### Work to do:
Collect all lines below with the string "sous".

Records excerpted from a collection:
-- start --

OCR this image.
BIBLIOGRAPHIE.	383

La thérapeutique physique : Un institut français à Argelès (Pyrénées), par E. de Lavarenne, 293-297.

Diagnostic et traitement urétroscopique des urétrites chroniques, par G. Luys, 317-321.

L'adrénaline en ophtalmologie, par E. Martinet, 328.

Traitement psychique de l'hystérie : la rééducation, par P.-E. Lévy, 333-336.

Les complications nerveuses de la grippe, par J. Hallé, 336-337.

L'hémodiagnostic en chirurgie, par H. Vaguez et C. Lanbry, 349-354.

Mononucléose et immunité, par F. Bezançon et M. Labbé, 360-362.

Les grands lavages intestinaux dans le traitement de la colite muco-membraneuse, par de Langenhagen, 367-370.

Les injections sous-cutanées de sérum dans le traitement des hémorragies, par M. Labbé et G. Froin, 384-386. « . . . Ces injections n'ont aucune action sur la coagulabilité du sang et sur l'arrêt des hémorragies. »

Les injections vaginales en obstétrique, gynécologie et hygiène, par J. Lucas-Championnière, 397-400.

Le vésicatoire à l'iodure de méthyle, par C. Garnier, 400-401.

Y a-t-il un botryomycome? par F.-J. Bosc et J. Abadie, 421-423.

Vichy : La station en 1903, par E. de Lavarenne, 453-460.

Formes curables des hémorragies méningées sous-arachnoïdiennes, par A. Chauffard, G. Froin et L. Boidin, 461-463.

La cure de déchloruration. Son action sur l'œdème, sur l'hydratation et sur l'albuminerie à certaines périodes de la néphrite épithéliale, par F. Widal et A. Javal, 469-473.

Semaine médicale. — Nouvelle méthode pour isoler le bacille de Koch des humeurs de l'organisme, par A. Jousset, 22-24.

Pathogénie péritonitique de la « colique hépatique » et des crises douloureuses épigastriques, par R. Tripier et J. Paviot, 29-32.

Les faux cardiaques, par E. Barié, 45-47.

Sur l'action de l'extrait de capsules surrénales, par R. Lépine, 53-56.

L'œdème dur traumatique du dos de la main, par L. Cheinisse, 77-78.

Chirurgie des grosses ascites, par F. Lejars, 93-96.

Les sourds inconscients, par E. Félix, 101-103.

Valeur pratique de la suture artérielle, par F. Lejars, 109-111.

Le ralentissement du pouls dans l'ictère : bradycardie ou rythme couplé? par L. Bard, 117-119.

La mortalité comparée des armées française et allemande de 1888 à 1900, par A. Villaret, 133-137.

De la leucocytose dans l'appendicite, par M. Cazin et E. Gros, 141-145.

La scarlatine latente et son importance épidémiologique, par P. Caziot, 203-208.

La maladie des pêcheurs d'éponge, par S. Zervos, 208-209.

-- end --
-- start --

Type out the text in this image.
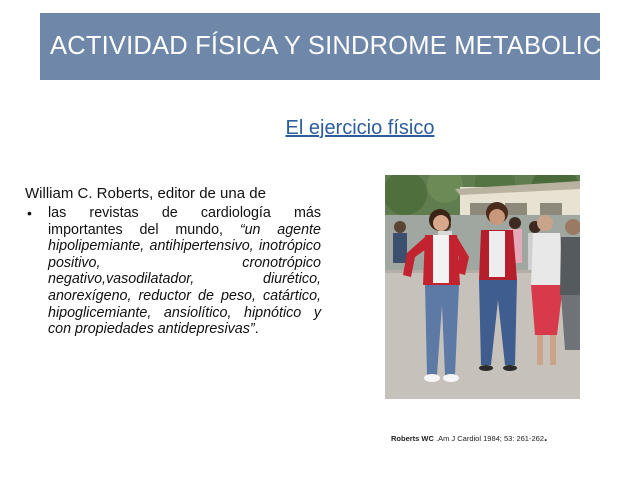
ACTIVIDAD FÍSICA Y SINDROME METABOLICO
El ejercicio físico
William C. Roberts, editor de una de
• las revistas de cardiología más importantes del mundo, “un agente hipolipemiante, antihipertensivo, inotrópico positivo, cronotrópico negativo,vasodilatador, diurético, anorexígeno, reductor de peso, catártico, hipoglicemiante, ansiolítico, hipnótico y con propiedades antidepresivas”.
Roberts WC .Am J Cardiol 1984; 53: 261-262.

-- end --

### Solved problem:
Les injections sous-cutanées de sérum dans le traitement des hémorragies, par M. Labbé et G. Froin, 384-386. « . . . Ces injections n'ont aucune action sur la coagulabilité du sang et sur l'arrêt des hémorragies. »
Formes curables des hémorragies méningées sous-arachnoïdiennes, par A. Chauffard, G. Froin et L. Boidin, 461-463.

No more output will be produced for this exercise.